[Start]
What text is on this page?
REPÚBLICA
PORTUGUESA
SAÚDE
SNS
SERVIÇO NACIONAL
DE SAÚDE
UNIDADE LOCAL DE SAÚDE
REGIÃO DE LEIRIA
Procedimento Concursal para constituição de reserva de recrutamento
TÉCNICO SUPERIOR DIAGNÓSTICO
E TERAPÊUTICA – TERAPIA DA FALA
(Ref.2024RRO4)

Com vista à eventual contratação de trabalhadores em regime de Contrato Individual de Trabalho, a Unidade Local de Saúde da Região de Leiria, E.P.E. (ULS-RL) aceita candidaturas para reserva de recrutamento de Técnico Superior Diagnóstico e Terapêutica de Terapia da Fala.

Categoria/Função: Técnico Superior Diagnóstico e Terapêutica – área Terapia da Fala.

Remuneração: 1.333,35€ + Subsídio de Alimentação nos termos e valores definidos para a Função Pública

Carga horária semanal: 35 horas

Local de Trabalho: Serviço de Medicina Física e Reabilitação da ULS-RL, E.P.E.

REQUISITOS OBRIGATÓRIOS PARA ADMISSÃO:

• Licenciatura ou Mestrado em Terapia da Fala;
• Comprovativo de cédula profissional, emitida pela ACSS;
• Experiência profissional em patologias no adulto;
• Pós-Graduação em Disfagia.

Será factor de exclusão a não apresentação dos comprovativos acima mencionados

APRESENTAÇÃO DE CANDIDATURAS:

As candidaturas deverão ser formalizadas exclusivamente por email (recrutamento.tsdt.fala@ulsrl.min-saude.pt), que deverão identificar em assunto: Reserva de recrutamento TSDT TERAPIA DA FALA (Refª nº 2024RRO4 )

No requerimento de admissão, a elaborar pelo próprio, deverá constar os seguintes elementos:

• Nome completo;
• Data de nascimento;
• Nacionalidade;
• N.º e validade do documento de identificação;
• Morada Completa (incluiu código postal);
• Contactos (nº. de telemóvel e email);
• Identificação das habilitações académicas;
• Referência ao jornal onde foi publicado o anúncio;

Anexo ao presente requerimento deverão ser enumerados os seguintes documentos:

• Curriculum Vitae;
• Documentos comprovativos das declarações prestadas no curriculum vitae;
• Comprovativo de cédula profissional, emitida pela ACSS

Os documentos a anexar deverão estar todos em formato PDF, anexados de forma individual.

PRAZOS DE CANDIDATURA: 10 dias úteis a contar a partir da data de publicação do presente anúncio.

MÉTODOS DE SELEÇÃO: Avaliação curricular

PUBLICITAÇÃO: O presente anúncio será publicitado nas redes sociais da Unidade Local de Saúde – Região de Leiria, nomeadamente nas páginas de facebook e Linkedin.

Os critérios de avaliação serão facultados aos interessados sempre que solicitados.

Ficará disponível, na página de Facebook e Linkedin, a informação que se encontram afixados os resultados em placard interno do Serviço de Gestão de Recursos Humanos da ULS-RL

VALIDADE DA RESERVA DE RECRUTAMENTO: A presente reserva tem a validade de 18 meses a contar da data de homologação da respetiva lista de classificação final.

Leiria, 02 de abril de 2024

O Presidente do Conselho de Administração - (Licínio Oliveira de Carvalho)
[End]
[Start]
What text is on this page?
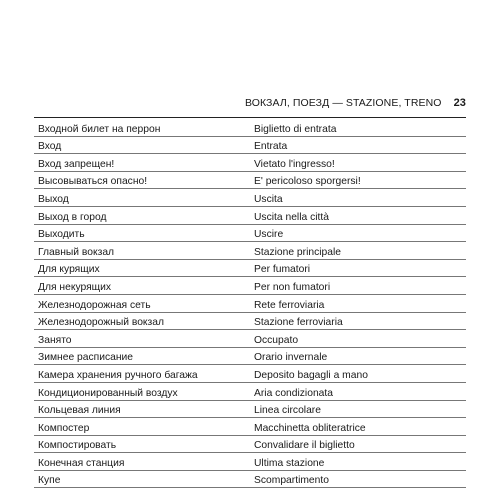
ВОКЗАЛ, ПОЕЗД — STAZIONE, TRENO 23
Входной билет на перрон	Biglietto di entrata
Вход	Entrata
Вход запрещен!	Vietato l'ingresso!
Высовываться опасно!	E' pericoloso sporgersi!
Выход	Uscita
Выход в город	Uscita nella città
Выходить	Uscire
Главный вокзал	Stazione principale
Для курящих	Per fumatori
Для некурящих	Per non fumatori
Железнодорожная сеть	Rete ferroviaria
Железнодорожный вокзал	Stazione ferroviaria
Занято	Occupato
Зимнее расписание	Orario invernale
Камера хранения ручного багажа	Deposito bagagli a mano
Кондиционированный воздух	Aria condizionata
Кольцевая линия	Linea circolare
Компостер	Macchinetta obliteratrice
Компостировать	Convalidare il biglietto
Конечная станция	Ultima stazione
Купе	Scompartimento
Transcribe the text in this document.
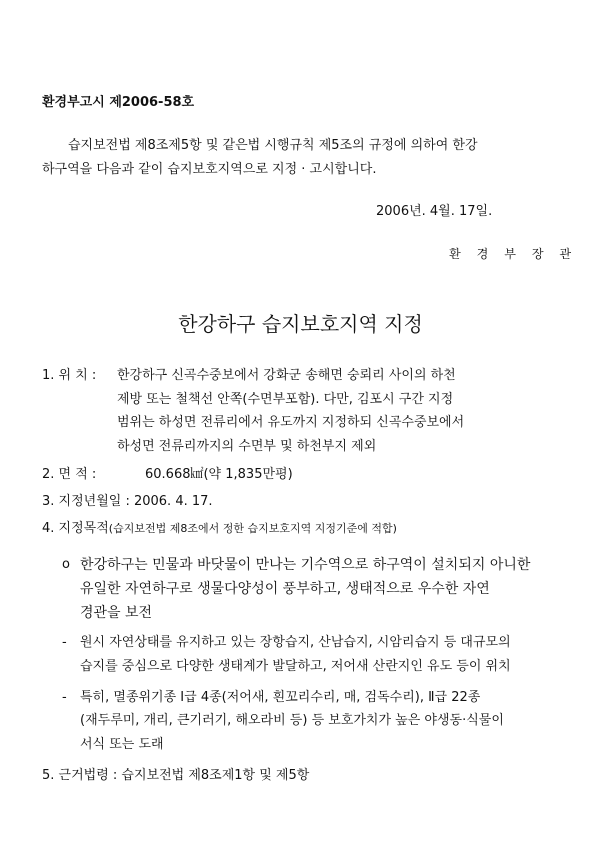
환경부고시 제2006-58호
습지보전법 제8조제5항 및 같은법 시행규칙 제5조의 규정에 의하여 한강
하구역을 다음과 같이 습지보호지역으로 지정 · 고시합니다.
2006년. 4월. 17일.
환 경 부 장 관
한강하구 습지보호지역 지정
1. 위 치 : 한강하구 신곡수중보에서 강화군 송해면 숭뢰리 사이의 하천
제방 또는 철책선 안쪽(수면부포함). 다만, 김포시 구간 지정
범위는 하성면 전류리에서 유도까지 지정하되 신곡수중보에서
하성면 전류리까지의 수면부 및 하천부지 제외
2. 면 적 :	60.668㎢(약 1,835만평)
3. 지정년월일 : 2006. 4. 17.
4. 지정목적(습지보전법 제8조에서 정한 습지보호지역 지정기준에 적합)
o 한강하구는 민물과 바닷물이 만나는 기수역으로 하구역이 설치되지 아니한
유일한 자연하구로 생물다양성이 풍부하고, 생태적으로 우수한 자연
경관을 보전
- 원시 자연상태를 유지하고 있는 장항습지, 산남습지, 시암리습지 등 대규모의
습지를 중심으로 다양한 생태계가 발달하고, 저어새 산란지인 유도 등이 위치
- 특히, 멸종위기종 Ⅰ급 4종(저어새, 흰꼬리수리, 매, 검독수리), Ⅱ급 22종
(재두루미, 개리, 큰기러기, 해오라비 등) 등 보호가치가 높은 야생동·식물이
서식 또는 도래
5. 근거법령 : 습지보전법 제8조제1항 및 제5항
[End]
[Start]
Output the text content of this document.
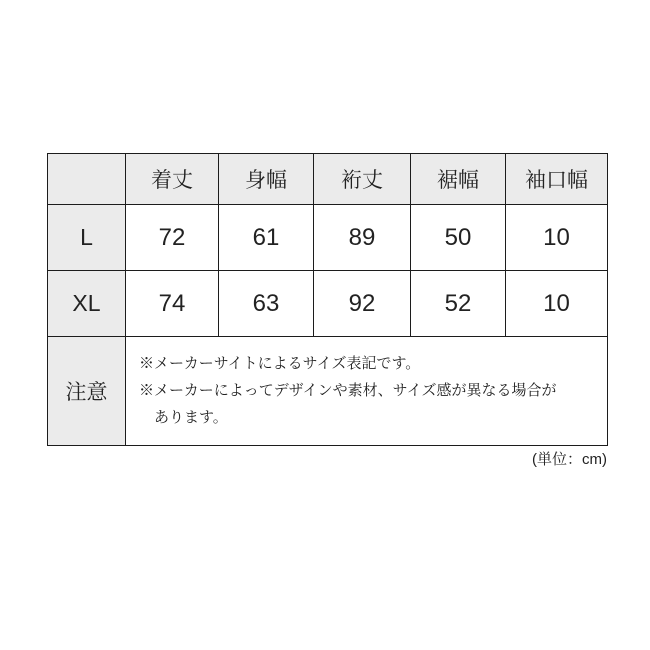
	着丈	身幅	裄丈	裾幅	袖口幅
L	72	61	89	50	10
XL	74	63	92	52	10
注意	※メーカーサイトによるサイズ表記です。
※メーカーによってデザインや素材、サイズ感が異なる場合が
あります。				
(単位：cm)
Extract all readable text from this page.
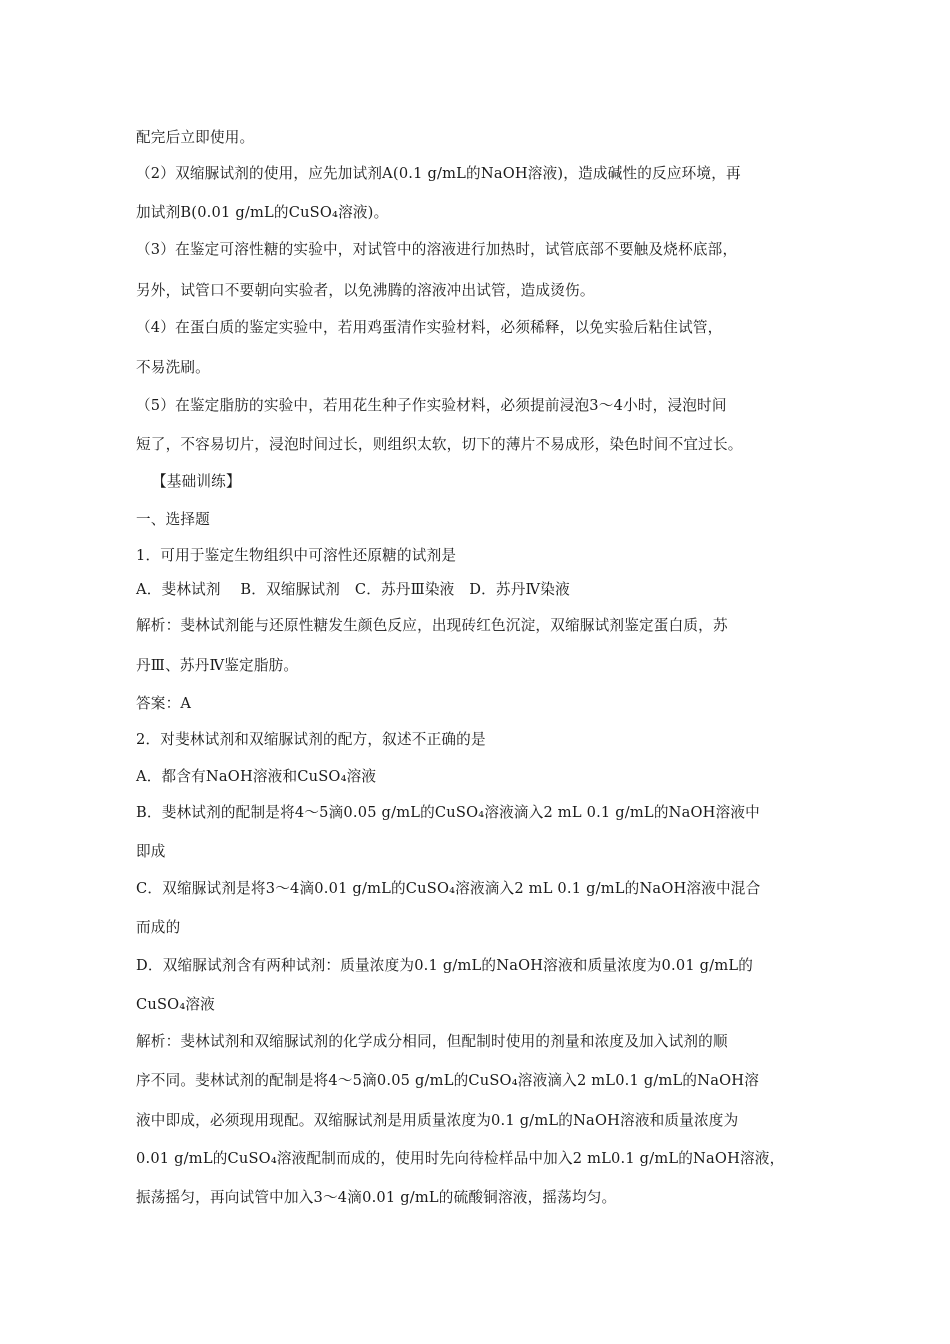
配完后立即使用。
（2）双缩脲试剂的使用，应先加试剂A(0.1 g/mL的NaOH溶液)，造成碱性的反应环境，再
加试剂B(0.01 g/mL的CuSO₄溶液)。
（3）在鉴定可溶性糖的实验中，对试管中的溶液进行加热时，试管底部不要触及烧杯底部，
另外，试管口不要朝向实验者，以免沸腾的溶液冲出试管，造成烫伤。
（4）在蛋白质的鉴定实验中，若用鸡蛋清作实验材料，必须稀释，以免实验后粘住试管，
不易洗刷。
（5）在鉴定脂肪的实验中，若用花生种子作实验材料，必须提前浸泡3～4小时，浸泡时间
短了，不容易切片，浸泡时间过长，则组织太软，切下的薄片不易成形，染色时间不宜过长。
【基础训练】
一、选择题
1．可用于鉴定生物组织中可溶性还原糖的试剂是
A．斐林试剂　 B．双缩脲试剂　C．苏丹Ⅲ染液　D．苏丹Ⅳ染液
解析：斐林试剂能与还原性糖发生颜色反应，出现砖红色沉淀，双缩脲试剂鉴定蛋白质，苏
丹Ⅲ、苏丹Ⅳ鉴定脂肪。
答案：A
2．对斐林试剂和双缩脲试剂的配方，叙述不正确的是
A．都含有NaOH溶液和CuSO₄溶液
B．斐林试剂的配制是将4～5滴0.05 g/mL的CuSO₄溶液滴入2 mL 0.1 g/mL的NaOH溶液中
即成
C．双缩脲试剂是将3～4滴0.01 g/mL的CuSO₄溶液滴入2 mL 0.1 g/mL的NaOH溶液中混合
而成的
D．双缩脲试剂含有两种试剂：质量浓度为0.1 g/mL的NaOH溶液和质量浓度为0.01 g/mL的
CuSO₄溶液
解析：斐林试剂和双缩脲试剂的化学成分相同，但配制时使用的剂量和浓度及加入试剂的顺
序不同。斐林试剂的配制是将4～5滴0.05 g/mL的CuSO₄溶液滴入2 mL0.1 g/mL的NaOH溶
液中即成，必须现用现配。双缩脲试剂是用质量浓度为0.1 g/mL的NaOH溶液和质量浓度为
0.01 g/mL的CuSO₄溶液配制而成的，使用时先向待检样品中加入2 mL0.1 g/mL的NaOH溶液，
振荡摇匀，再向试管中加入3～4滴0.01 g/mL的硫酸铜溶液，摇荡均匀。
[End]
WRITTEN REQUEST:
Tally the lines in the listing that hold "profissional" and report the number alone.

SOLUTION:
3